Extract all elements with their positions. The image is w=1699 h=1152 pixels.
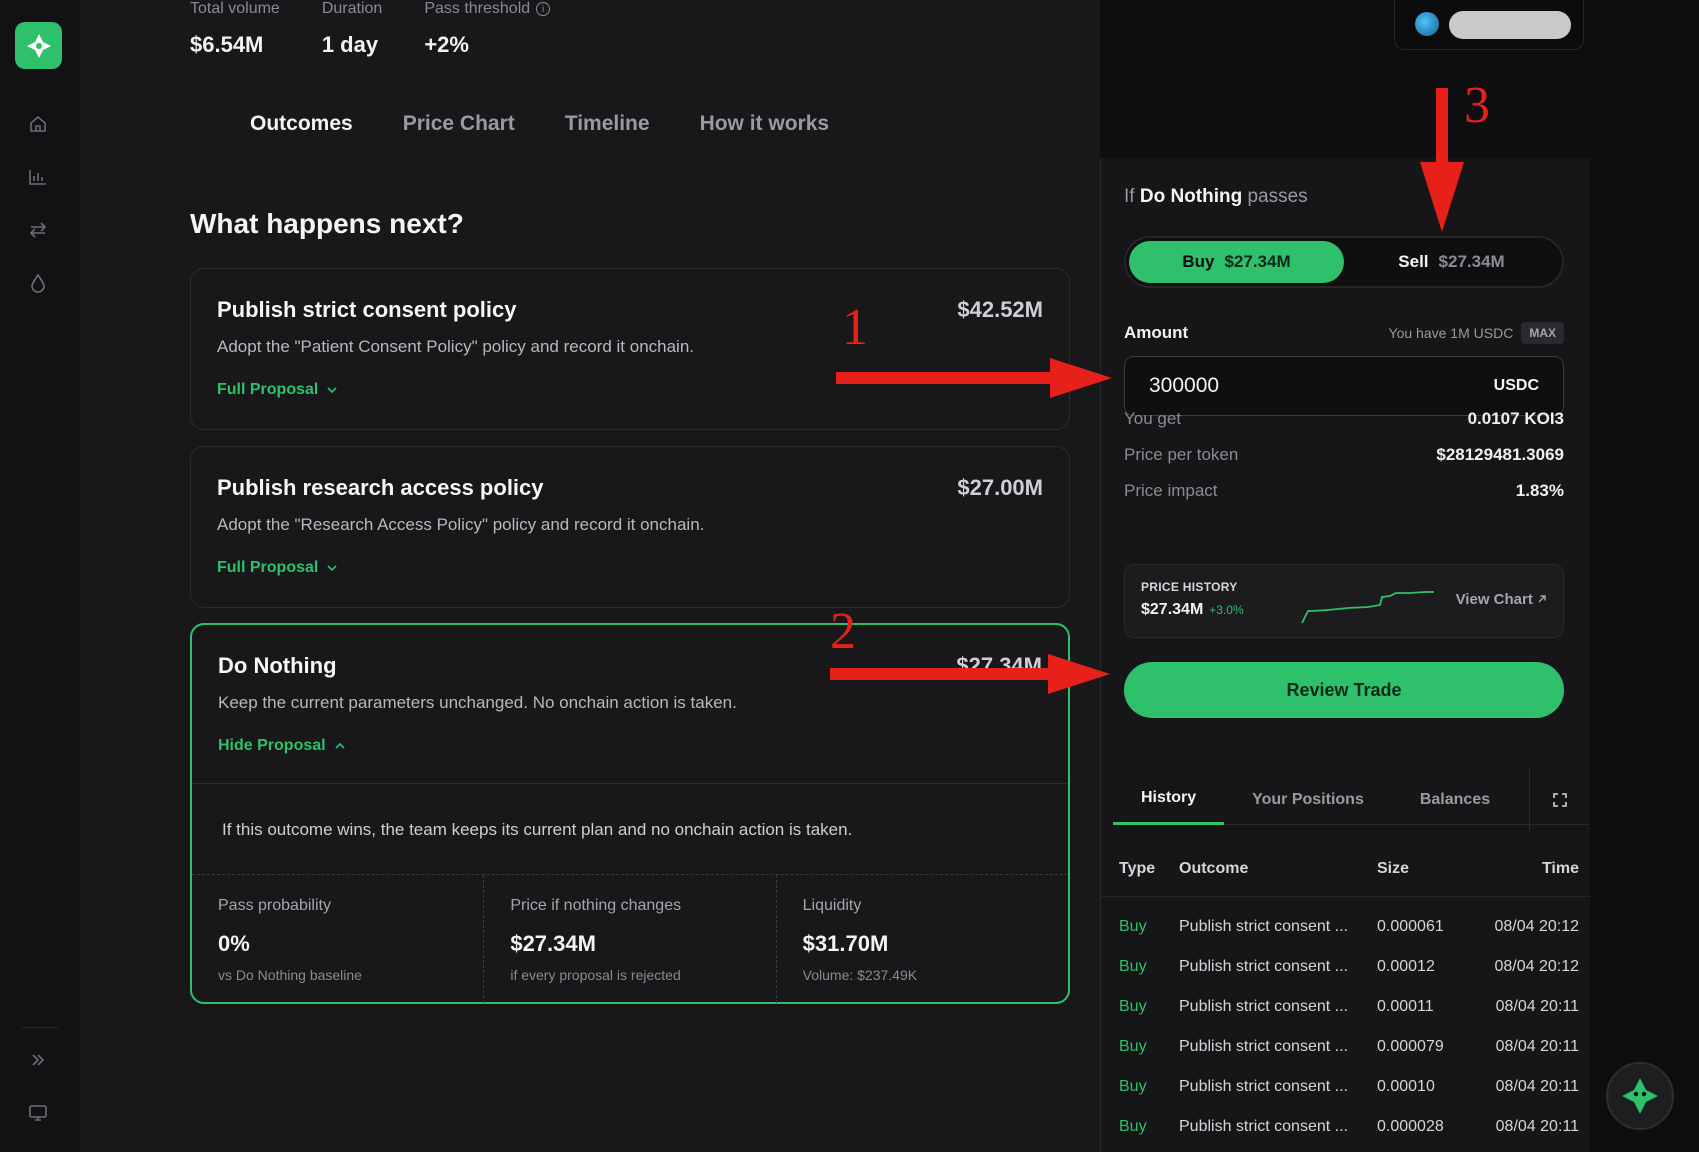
arrow-1 bbox=[836, 358, 1112, 398]
annotation-1: 1 bbox=[842, 299, 868, 356]
annotation-2: 2 bbox=[830, 603, 856, 660]
arrow-3 bbox=[1420, 88, 1464, 232]
arrow-2 bbox=[830, 654, 1110, 694]
annotation-arrows bbox=[830, 88, 1464, 694]
annotation-3: 3 bbox=[1464, 77, 1490, 134]
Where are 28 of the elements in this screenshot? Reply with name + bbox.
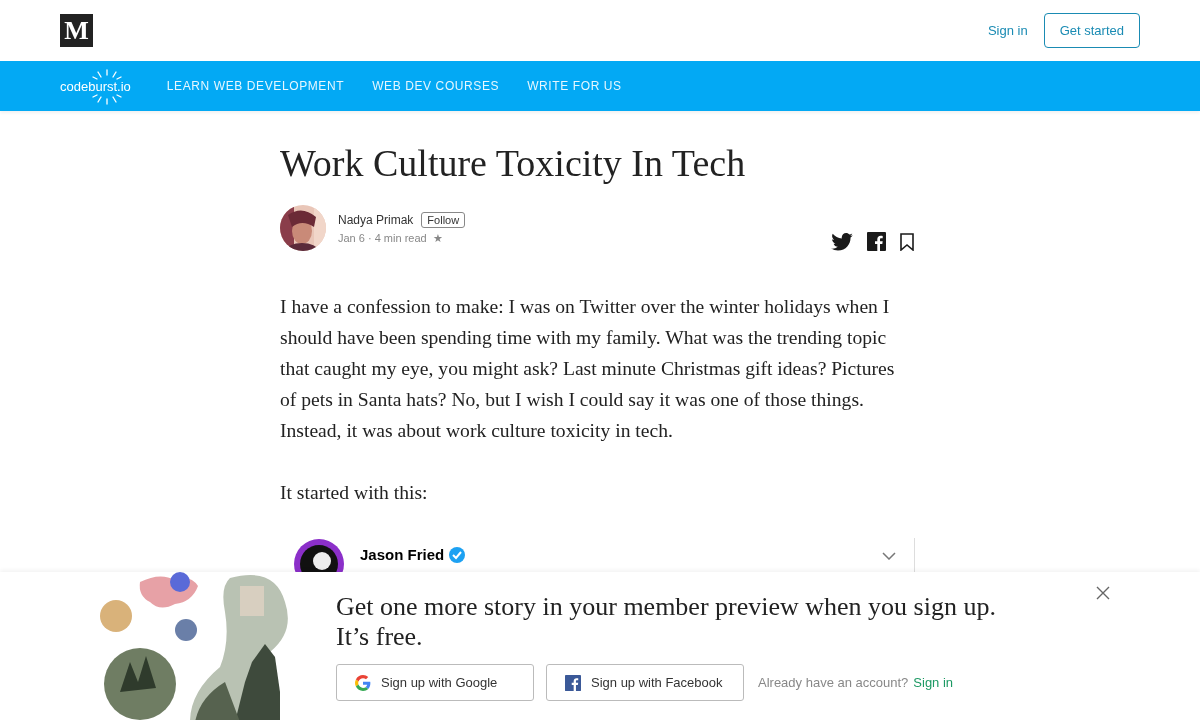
bookmark-icon[interactable] bbox=[900, 232, 914, 251]
post-meta: Jan 6 · 4 min read bbox=[338, 231, 427, 245]
banner-heading: Get one more story in your member preview when you sign up. It’s free. bbox=[336, 592, 997, 652]
sign-in-link[interactable]: Sign in bbox=[913, 675, 954, 690]
verified-badge-icon bbox=[448, 546, 467, 564]
sign-in-link[interactable]: Sign in bbox=[987, 23, 1028, 38]
chevron-down-icon[interactable] bbox=[882, 552, 896, 560]
medium-logo[interactable]: M bbox=[60, 14, 93, 47]
nav-link[interactable]: LEARN WEB DEVELOPMENT bbox=[166, 79, 345, 93]
star-glyph: ★ bbox=[432, 231, 443, 245]
paragraph: I have a confession to make: I was on Twitter over the winter holidays when I should have been spending time with my family. What was the trending topic that caught my eye, you might ask? Last minute Christmas gift ideas? Pictures of pets in Santa hats? No, but I wish I could say it was one of those things. Instead, it was about work culture toxicity in tech. bbox=[280, 295, 896, 443]
google-logo-icon bbox=[355, 674, 371, 691]
author-name[interactable]: Nadya Primak bbox=[338, 212, 414, 227]
account-prompt: Already have an account? bbox=[758, 675, 909, 690]
facebook-signup-button[interactable]: Sign up with Facebook bbox=[546, 664, 744, 701]
facebook-icon[interactable] bbox=[867, 232, 886, 251]
tweet-author[interactable]: Jason Fried bbox=[360, 546, 445, 563]
paragraph: It started with this: bbox=[280, 481, 429, 505]
twitter-icon[interactable] bbox=[831, 232, 853, 251]
nav-link[interactable]: WRITE FOR US bbox=[527, 79, 622, 93]
nav-link[interactable]: WEB DEV COURSES bbox=[372, 79, 500, 93]
get-started-button[interactable]: Get started bbox=[1043, 13, 1140, 48]
close-icon[interactable] bbox=[1096, 586, 1110, 600]
publication-logo[interactable]: codeburst.io bbox=[60, 78, 131, 94]
follow-button[interactable]: Follow bbox=[421, 211, 466, 228]
article-title: Work Culture Toxicity In Tech bbox=[280, 141, 747, 185]
facebook-logo-icon bbox=[565, 674, 581, 691]
google-signup-button[interactable]: Sign up with Google bbox=[336, 664, 534, 701]
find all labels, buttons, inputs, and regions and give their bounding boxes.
==========
GIVEN INSTRUCTION - Copy out all the entries above, swapping "elements" for "items" each time it appears and changing nothing else. Leave the pictures out.

SOLUTION TO THIS EXERCISE -
Extract all items with their positions. The image is w=1699 h=1152 pixels.
arrow-1 bbox=[836, 358, 1112, 398]
annotation-1: 1 bbox=[842, 299, 868, 356]
annotation-2: 2 bbox=[830, 603, 856, 660]
arrow-3 bbox=[1420, 88, 1464, 232]
arrow-2 bbox=[830, 654, 1110, 694]
annotation-arrows bbox=[830, 88, 1464, 694]
annotation-3: 3 bbox=[1464, 77, 1490, 134]
Where are 28 of the items in this screenshot? Reply with name + bbox.
bookmark-icon[interactable] bbox=[900, 232, 914, 251]
post-meta: Jan 6 · 4 min read bbox=[338, 231, 427, 245]
banner-heading: Get one more story in your member preview when you sign up. It’s free. bbox=[336, 592, 997, 652]
sign-in-link[interactable]: Sign in bbox=[913, 675, 954, 690]
verified-badge-icon bbox=[448, 546, 467, 564]
sign-in-link[interactable]: Sign in bbox=[987, 23, 1028, 38]
chevron-down-icon[interactable] bbox=[882, 552, 896, 560]
medium-logo[interactable]: M bbox=[60, 14, 93, 47]
nav-link[interactable]: LEARN WEB DEVELOPMENT bbox=[166, 79, 345, 93]
star-glyph: ★ bbox=[432, 231, 443, 245]
paragraph: I have a confession to make: I was on Twitter over the winter holidays when I should have been spending time with my family. What was the trending topic that caught my eye, you might ask? Last minute Christmas gift ideas? Pictures of pets in Santa hats? No, but I wish I could say it was one of those things. Instead, it was about work culture toxicity in tech. bbox=[280, 295, 896, 443]
google-logo-icon bbox=[355, 674, 371, 691]
author-name[interactable]: Nadya Primak bbox=[338, 212, 414, 227]
account-prompt: Already have an account? bbox=[758, 675, 909, 690]
facebook-signup-button[interactable]: Sign up with Facebook bbox=[546, 664, 744, 701]
facebook-icon[interactable] bbox=[867, 232, 886, 251]
tweet-author[interactable]: Jason Fried bbox=[360, 546, 445, 563]
paragraph: It started with this: bbox=[280, 481, 429, 505]
twitter-icon[interactable] bbox=[831, 232, 853, 251]
nav-link[interactable]: WRITE FOR US bbox=[527, 79, 622, 93]
nav-link[interactable]: WEB DEV COURSES bbox=[372, 79, 500, 93]
get-started-button[interactable]: Get started bbox=[1043, 13, 1140, 48]
close-icon[interactable] bbox=[1096, 586, 1110, 600]
publication-logo[interactable]: codeburst.io bbox=[60, 78, 131, 94]
follow-button[interactable]: Follow bbox=[421, 211, 466, 228]
article-title: Work Culture Toxicity In Tech bbox=[280, 141, 747, 185]
facebook-logo-icon bbox=[565, 674, 581, 691]
google-signup-button[interactable]: Sign up with Google bbox=[336, 664, 534, 701]
find all labels, buttons, inputs, and regions and give their bounding boxes.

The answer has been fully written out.